— START Data provided —
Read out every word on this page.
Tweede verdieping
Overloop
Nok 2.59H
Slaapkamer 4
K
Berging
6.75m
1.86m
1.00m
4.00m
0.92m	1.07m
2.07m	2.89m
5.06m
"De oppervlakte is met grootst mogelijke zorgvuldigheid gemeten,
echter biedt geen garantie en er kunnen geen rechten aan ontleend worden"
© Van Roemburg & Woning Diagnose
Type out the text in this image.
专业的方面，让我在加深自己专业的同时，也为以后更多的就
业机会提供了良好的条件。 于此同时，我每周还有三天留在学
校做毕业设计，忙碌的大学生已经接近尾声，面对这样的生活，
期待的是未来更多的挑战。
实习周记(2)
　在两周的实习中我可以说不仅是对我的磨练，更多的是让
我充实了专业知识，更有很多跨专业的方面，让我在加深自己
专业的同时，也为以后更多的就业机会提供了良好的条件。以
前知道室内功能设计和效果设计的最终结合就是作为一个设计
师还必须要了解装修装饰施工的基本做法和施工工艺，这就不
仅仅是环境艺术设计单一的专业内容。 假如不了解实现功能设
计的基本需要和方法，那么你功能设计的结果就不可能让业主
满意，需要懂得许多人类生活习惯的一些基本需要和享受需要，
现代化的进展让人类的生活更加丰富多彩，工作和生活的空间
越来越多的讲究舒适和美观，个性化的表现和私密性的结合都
— END Data provided —
◆ Given request ◆
Where a line of the entries contains the word "this", copy that line.

◆ The solution ◆
Read out every word on this page.
Type out the text in this image.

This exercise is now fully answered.